Copy all the entries below exactly, but not the pictures.

--

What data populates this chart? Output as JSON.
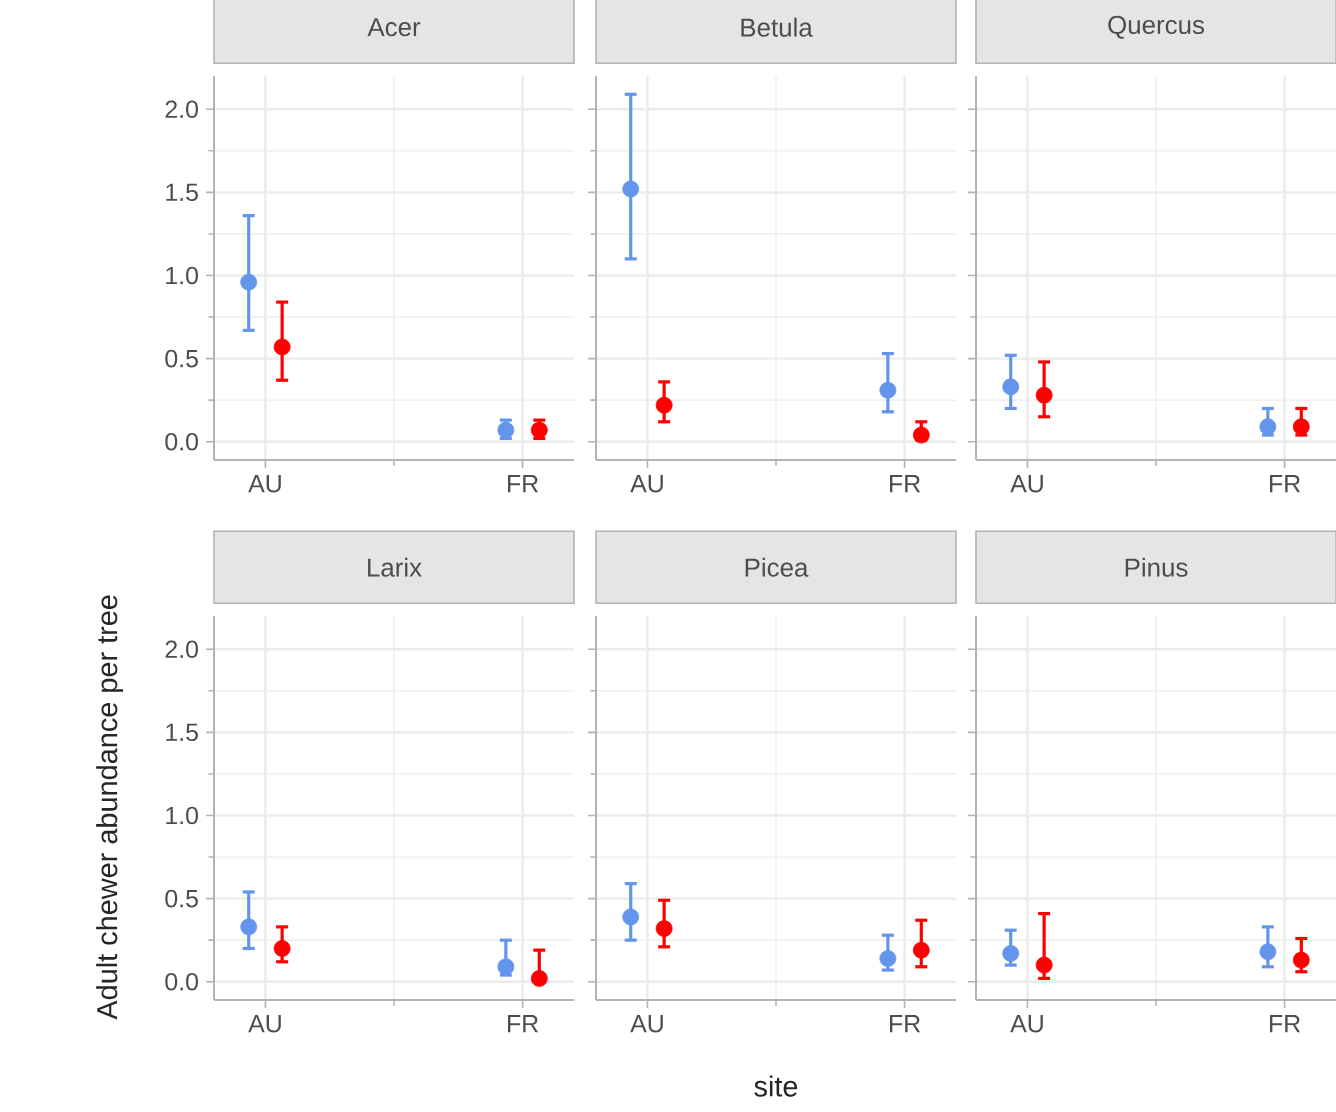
{
  "chart_data": [
    {
      "type": "scatter",
      "title": "Acer",
      "ylabel": "Adult chewer abundance per tree",
      "categories": [
        "AU",
        "FR"
      ],
      "series": [
        {
          "color": "#6495ed",
          "values": [
            0.96,
            0.07
          ],
          "errors": [
            [
              0.67,
              1.36
            ],
            [
              0.02,
              0.13
            ]
          ]
        },
        {
          "color": "#ff0000",
          "values": [
            0.57,
            0.07
          ],
          "errors": [
            [
              0.37,
              0.84
            ],
            [
              0.02,
              0.13
            ]
          ]
        }
      ],
      "ylim": [
        -0.11,
        2.2
      ],
      "yticks": [
        {
          "value": 0,
          "label": "0.0"
        },
        {
          "value": 0.5,
          "label": "0.5"
        },
        {
          "value": 1,
          "label": "1.0"
        },
        {
          "value": 1.5,
          "label": "1.5"
        },
        {
          "value": 2,
          "label": "2.0"
        }
      ],
      "grid": true,
      "marker": "circle"
    },
    {
      "type": "scatter",
      "title": "Betula",
      "categories": [
        "AU",
        "FR"
      ],
      "series": [
        {
          "color": "#6495ed",
          "values": [
            1.52,
            0.31
          ],
          "errors": [
            [
              1.1,
              2.09
            ],
            [
              0.18,
              0.53
            ]
          ]
        },
        {
          "color": "#ff0000",
          "values": [
            0.22,
            0.04
          ],
          "errors": [
            [
              0.12,
              0.36
            ],
            [
              0.01,
              0.12
            ]
          ]
        }
      ],
      "ylim": [
        -0.11,
        2.2
      ],
      "yticks": [
        0,
        0.5,
        1,
        1.5,
        2
      ],
      "grid": true,
      "marker": "circle",
      "tick_labels": "x"
    },
    {
      "type": "scatter",
      "title": "Quercus",
      "categories": [
        "AU",
        "FR"
      ],
      "series": [
        {
          "color": "#6495ed",
          "values": [
            0.33,
            0.09
          ],
          "errors": [
            [
              0.2,
              0.52
            ],
            [
              0.04,
              0.2
            ]
          ]
        },
        {
          "color": "#ff0000",
          "values": [
            0.28,
            0.09
          ],
          "errors": [
            [
              0.15,
              0.48
            ],
            [
              0.04,
              0.2
            ]
          ]
        }
      ],
      "ylim": [
        -0.11,
        2.2
      ],
      "yticks": [
        0,
        0.5,
        1,
        1.5,
        2
      ],
      "grid": true,
      "marker": "circle",
      "tick_labels": "x"
    },
    {
      "type": "scatter",
      "title": "Larix",
      "categories": [
        "AU",
        "FR"
      ],
      "series": [
        {
          "color": "#6495ed",
          "values": [
            0.33,
            0.09
          ],
          "errors": [
            [
              0.2,
              0.54
            ],
            [
              0.04,
              0.25
            ]
          ]
        },
        {
          "color": "#ff0000",
          "values": [
            0.2,
            0.02
          ],
          "errors": [
            [
              0.12,
              0.33
            ],
            [
              0.0,
              0.19
            ]
          ]
        }
      ],
      "ylim": [
        -0.11,
        2.2
      ],
      "yticks": [
        {
          "value": 0,
          "label": "0.0"
        },
        {
          "value": 0.5,
          "label": "0.5"
        },
        {
          "value": 1,
          "label": "1.0"
        },
        {
          "value": 1.5,
          "label": "1.5"
        },
        {
          "value": 2,
          "label": "2.0"
        }
      ],
      "grid": true,
      "marker": "circle"
    },
    {
      "type": "scatter",
      "title": "Picea",
      "xlabel": "site",
      "categories": [
        "AU",
        "FR"
      ],
      "series": [
        {
          "color": "#6495ed",
          "values": [
            0.39,
            0.14
          ],
          "errors": [
            [
              0.25,
              0.59
            ],
            [
              0.07,
              0.28
            ]
          ]
        },
        {
          "color": "#ff0000",
          "values": [
            0.32,
            0.19
          ],
          "errors": [
            [
              0.21,
              0.49
            ],
            [
              0.09,
              0.37
            ]
          ]
        }
      ],
      "ylim": [
        -0.11,
        2.2
      ],
      "yticks": [
        0,
        0.5,
        1,
        1.5,
        2
      ],
      "grid": true,
      "marker": "circle",
      "tick_labels": "x"
    },
    {
      "type": "scatter",
      "title": "Pinus",
      "categories": [
        "AU",
        "FR"
      ],
      "series": [
        {
          "color": "#6495ed",
          "values": [
            0.17,
            0.18
          ],
          "errors": [
            [
              0.1,
              0.31
            ],
            [
              0.09,
              0.33
            ]
          ]
        },
        {
          "color": "#ff0000",
          "values": [
            0.1,
            0.13
          ],
          "errors": [
            [
              0.02,
              0.41
            ],
            [
              0.06,
              0.26
            ]
          ]
        }
      ],
      "ylim": [
        -0.11,
        2.2
      ],
      "yticks": [
        0,
        0.5,
        1,
        1.5,
        2
      ],
      "grid": true,
      "marker": "circle",
      "tick_labels": "x"
    }
  ]
}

--

### SOLUTION TO THIS EXERCISE
What data populates this chart? Output as JSON.
{
  "chart_data": [
    {
      "type": "scatter",
      "title": "Acer",
      "ylabel": "Adult chewer abundance per tree",
      "categories": [
        "AU",
        "FR"
      ],
      "series": [
        {
          "color": "#6495ed",
          "values": [
            0.96,
            0.07
          ],
          "errors": [
            [
              0.67,
              1.36
            ],
            [
              0.02,
              0.13
            ]
          ]
        },
        {
          "color": "#ff0000",
          "values": [
            0.57,
            0.07
          ],
          "errors": [
            [
              0.37,
              0.84
            ],
            [
              0.02,
              0.13
            ]
          ]
        }
      ],
      "ylim": [
        -0.11,
        2.2
      ],
      "yticks": [
        {
          "value": 0,
          "label": "0.0"
        },
        {
          "value": 0.5,
          "label": "0.5"
        },
        {
          "value": 1,
          "label": "1.0"
        },
        {
          "value": 1.5,
          "label": "1.5"
        },
        {
          "value": 2,
          "label": "2.0"
        }
      ],
      "grid": true,
      "marker": "circle"
    },
    {
      "type": "scatter",
      "title": "Betula",
      "categories": [
        "AU",
        "FR"
      ],
      "series": [
        {
          "color": "#6495ed",
          "values": [
            1.52,
            0.31
          ],
          "errors": [
            [
              1.1,
              2.09
            ],
            [
              0.18,
              0.53
            ]
          ]
        },
        {
          "color": "#ff0000",
          "values": [
            0.22,
            0.04
          ],
          "errors": [
            [
              0.12,
              0.36
            ],
            [
              0.01,
              0.12
            ]
          ]
        }
      ],
      "ylim": [
        -0.11,
        2.2
      ],
      "yticks": [
        0,
        0.5,
        1,
        1.5,
        2
      ],
      "grid": true,
      "marker": "circle",
      "tick_labels": "x"
    },
    {
      "type": "scatter",
      "title": "Quercus",
      "categories": [
        "AU",
        "FR"
      ],
      "series": [
        {
          "color": "#6495ed",
          "values": [
            0.33,
            0.09
          ],
          "errors": [
            [
              0.2,
              0.52
            ],
            [
              0.04,
              0.2
            ]
          ]
        },
        {
          "color": "#ff0000",
          "values": [
            0.28,
            0.09
          ],
          "errors": [
            [
              0.15,
              0.48
            ],
            [
              0.04,
              0.2
            ]
          ]
        }
      ],
      "ylim": [
        -0.11,
        2.2
      ],
      "yticks": [
        0,
        0.5,
        1,
        1.5,
        2
      ],
      "grid": true,
      "marker": "circle",
      "tick_labels": "x"
    },
    {
      "type": "scatter",
      "title": "Larix",
      "categories": [
        "AU",
        "FR"
      ],
      "series": [
        {
          "color": "#6495ed",
          "values": [
            0.33,
            0.09
          ],
          "errors": [
            [
              0.2,
              0.54
            ],
            [
              0.04,
              0.25
            ]
          ]
        },
        {
          "color": "#ff0000",
          "values": [
            0.2,
            0.02
          ],
          "errors": [
            [
              0.12,
              0.33
            ],
            [
              0.0,
              0.19
            ]
          ]
        }
      ],
      "ylim": [
        -0.11,
        2.2
      ],
      "yticks": [
        {
          "value": 0,
          "label": "0.0"
        },
        {
          "value": 0.5,
          "label": "0.5"
        },
        {
          "value": 1,
          "label": "1.0"
        },
        {
          "value": 1.5,
          "label": "1.5"
        },
        {
          "value": 2,
          "label": "2.0"
        }
      ],
      "grid": true,
      "marker": "circle"
    },
    {
      "type": "scatter",
      "title": "Picea",
      "xlabel": "site",
      "categories": [
        "AU",
        "FR"
      ],
      "series": [
        {
          "color": "#6495ed",
          "values": [
            0.39,
            0.14
          ],
          "errors": [
            [
              0.25,
              0.59
            ],
            [
              0.07,
              0.28
            ]
          ]
        },
        {
          "color": "#ff0000",
          "values": [
            0.32,
            0.19
          ],
          "errors": [
            [
              0.21,
              0.49
            ],
            [
              0.09,
              0.37
            ]
          ]
        }
      ],
      "ylim": [
        -0.11,
        2.2
      ],
      "yticks": [
        0,
        0.5,
        1,
        1.5,
        2
      ],
      "grid": true,
      "marker": "circle",
      "tick_labels": "x"
    },
    {
      "type": "scatter",
      "title": "Pinus",
      "categories": [
        "AU",
        "FR"
      ],
      "series": [
        {
          "color": "#6495ed",
          "values": [
            0.17,
            0.18
          ],
          "errors": [
            [
              0.1,
              0.31
            ],
            [
              0.09,
              0.33
            ]
          ]
        },
        {
          "color": "#ff0000",
          "values": [
            0.1,
            0.13
          ],
          "errors": [
            [
              0.02,
              0.41
            ],
            [
              0.06,
              0.26
            ]
          ]
        }
      ],
      "ylim": [
        -0.11,
        2.2
      ],
      "yticks": [
        0,
        0.5,
        1,
        1.5,
        2
      ],
      "grid": true,
      "marker": "circle",
      "tick_labels": "x"
    }
  ]
}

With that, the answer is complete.